* [DATA PROVIDED]
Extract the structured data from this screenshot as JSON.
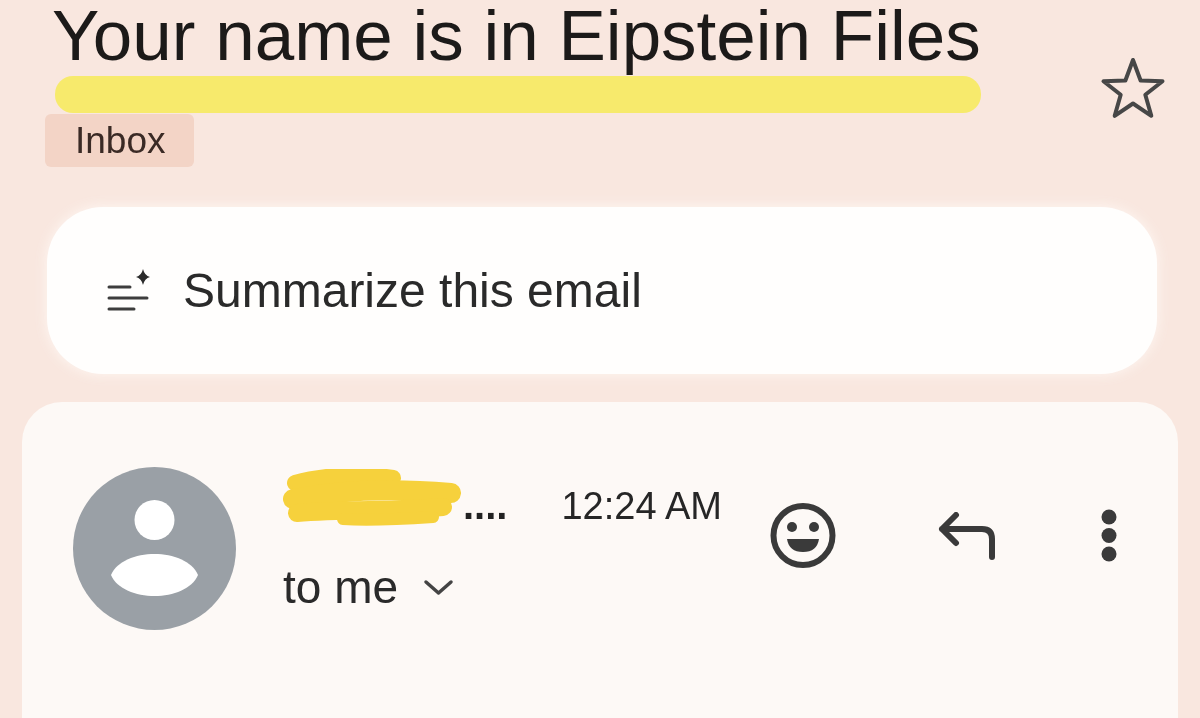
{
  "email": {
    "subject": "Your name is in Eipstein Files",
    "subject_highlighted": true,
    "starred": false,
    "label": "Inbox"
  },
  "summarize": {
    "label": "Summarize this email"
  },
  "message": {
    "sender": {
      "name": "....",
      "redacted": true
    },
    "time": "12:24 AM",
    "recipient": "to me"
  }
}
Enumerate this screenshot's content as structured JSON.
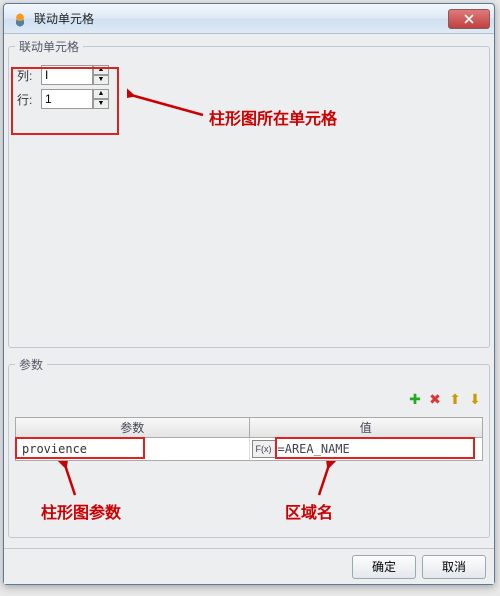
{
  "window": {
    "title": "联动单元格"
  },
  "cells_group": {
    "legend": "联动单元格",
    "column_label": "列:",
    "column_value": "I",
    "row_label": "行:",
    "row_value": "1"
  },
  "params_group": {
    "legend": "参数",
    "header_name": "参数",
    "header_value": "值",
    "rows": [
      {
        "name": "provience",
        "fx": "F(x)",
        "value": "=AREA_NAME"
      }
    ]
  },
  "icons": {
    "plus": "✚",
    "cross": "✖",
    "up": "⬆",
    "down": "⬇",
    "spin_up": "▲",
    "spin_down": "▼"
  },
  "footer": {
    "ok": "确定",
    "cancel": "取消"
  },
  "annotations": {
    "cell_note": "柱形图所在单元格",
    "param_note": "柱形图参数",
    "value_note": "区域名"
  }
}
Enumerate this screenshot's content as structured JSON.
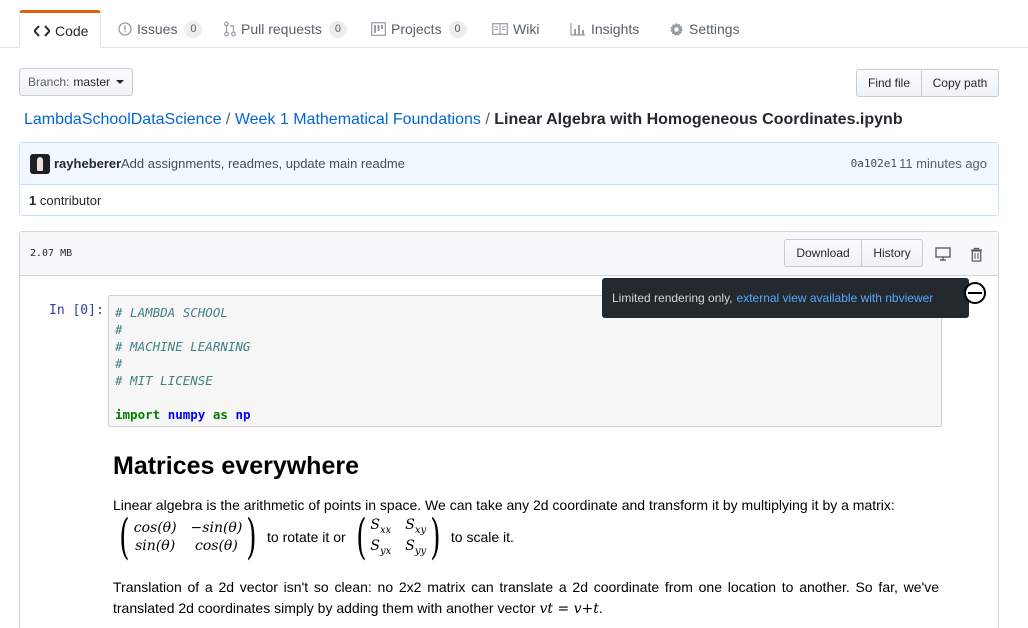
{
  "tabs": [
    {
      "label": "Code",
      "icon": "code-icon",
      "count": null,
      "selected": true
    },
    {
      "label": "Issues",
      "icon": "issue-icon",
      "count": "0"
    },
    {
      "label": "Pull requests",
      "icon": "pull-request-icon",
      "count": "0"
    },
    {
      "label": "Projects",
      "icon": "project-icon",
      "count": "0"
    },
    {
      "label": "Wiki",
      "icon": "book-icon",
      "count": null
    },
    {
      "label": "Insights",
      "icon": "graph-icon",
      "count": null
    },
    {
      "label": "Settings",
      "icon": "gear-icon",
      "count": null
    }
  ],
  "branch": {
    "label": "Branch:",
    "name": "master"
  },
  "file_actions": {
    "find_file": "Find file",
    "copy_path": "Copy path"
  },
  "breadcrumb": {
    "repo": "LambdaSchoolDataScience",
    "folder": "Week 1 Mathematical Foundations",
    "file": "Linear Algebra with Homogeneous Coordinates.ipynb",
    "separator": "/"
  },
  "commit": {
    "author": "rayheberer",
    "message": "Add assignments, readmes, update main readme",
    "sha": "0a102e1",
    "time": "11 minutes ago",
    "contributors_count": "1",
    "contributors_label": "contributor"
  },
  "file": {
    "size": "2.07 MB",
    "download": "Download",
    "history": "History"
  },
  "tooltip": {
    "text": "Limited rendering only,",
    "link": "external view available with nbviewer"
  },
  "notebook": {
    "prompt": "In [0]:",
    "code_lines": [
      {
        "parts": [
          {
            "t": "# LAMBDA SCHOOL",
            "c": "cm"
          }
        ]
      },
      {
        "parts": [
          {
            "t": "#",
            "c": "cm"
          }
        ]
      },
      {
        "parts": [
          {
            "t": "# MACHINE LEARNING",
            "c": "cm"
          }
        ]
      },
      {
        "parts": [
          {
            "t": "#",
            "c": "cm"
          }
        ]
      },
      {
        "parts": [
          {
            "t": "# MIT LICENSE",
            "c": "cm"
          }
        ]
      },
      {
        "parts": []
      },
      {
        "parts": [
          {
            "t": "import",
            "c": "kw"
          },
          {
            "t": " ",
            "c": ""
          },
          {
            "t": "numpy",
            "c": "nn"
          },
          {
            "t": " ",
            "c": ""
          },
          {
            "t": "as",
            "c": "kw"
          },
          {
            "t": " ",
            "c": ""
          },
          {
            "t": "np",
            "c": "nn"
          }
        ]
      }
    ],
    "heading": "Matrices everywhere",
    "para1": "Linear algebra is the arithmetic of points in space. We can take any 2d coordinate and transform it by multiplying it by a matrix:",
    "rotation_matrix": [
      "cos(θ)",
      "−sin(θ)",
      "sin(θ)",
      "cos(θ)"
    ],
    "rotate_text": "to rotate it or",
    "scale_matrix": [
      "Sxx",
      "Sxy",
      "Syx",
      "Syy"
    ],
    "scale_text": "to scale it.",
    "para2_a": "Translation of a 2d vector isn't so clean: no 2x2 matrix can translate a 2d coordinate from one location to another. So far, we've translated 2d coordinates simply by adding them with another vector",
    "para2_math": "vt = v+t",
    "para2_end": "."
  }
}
...
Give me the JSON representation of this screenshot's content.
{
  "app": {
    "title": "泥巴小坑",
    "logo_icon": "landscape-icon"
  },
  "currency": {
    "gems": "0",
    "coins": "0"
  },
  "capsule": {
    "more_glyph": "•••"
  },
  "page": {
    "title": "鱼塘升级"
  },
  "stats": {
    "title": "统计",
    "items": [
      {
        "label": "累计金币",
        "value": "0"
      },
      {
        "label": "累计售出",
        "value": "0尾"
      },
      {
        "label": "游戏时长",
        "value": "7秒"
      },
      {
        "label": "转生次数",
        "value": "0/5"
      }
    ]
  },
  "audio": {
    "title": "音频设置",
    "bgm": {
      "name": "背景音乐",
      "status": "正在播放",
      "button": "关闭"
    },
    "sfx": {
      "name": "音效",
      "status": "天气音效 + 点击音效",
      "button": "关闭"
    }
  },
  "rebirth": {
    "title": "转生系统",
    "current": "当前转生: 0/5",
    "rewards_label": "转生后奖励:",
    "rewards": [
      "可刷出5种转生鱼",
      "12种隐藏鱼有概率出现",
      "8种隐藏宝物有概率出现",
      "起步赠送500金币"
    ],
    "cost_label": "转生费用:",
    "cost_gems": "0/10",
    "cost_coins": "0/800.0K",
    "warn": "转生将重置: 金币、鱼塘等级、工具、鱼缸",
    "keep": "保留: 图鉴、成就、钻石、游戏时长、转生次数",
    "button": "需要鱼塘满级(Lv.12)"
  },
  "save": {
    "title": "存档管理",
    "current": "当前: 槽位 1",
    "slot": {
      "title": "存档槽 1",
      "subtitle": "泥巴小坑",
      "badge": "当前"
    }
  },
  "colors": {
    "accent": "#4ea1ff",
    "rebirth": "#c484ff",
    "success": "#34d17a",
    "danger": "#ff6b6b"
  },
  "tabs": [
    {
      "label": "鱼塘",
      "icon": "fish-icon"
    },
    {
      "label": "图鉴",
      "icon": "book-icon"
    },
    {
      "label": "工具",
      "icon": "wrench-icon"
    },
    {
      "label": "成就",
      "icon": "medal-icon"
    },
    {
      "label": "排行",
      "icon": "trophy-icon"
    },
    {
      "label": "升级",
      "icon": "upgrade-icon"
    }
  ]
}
...
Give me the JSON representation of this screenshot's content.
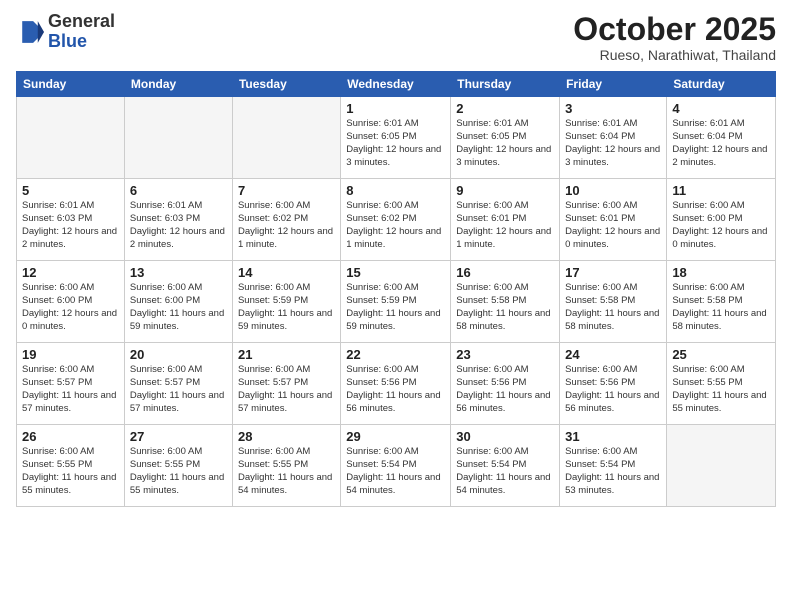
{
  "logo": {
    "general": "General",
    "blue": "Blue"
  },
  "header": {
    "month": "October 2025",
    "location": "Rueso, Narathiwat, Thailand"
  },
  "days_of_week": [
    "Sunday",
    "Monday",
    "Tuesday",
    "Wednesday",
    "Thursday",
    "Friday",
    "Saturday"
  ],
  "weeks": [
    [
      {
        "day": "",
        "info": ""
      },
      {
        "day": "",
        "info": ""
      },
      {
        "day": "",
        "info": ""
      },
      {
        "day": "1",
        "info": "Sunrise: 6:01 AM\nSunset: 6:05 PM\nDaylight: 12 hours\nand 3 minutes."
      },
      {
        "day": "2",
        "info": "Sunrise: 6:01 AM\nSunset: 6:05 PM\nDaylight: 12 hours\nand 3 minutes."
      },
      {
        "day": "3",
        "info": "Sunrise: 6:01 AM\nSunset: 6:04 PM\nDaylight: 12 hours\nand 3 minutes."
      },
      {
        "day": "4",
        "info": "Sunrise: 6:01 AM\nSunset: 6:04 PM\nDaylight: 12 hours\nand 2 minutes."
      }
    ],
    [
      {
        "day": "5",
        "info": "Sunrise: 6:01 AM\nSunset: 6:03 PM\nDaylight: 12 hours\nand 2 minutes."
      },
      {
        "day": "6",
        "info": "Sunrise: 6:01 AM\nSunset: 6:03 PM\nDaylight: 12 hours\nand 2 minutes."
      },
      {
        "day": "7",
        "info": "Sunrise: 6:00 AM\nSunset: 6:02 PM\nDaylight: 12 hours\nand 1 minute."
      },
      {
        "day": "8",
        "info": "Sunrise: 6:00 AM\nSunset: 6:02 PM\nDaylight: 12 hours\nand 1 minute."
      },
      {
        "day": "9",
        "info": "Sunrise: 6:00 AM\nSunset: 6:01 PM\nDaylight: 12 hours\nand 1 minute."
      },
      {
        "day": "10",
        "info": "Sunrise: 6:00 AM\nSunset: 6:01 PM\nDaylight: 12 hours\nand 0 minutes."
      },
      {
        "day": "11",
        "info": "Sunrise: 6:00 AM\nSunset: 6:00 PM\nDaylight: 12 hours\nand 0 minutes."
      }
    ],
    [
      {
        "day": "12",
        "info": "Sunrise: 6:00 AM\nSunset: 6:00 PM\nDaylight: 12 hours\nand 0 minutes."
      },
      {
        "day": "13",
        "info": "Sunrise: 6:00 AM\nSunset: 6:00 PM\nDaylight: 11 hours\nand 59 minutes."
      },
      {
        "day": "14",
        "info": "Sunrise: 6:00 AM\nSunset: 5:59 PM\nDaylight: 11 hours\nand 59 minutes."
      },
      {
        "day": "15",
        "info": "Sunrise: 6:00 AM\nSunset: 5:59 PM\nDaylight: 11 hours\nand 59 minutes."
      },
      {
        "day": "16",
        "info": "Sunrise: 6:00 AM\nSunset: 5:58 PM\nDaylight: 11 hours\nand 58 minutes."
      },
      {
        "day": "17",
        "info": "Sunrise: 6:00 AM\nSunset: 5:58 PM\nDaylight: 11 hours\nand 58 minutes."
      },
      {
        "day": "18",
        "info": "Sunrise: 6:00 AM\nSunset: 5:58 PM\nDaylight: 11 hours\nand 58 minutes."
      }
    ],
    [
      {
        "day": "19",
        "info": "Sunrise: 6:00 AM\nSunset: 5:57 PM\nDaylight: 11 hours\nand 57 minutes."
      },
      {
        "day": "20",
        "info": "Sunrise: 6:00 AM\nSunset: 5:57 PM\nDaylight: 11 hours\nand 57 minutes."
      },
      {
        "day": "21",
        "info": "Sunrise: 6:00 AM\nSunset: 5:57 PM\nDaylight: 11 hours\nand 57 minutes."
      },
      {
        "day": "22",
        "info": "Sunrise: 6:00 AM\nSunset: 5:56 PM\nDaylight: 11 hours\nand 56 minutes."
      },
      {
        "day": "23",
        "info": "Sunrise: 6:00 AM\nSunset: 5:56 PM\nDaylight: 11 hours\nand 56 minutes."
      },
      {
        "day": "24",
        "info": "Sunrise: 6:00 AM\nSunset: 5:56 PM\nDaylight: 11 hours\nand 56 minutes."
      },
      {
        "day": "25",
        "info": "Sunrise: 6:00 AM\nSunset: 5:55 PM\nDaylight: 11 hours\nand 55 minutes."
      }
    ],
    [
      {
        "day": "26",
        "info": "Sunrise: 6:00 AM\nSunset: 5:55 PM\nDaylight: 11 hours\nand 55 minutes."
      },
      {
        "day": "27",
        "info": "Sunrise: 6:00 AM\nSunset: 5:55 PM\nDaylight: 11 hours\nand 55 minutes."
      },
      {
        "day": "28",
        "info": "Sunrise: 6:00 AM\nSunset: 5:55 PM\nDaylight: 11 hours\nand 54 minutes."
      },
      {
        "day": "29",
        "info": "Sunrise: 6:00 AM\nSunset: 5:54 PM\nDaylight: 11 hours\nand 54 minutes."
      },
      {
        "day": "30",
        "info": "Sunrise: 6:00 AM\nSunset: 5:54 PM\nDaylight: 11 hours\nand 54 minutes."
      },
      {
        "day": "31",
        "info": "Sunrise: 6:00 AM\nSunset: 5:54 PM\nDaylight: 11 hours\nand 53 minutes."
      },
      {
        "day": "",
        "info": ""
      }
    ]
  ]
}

* [TASK DESCRIPTION]
Determine the number of lines in these entries that contain the word "true", and write only that number.

* [IN RESPONSE]
3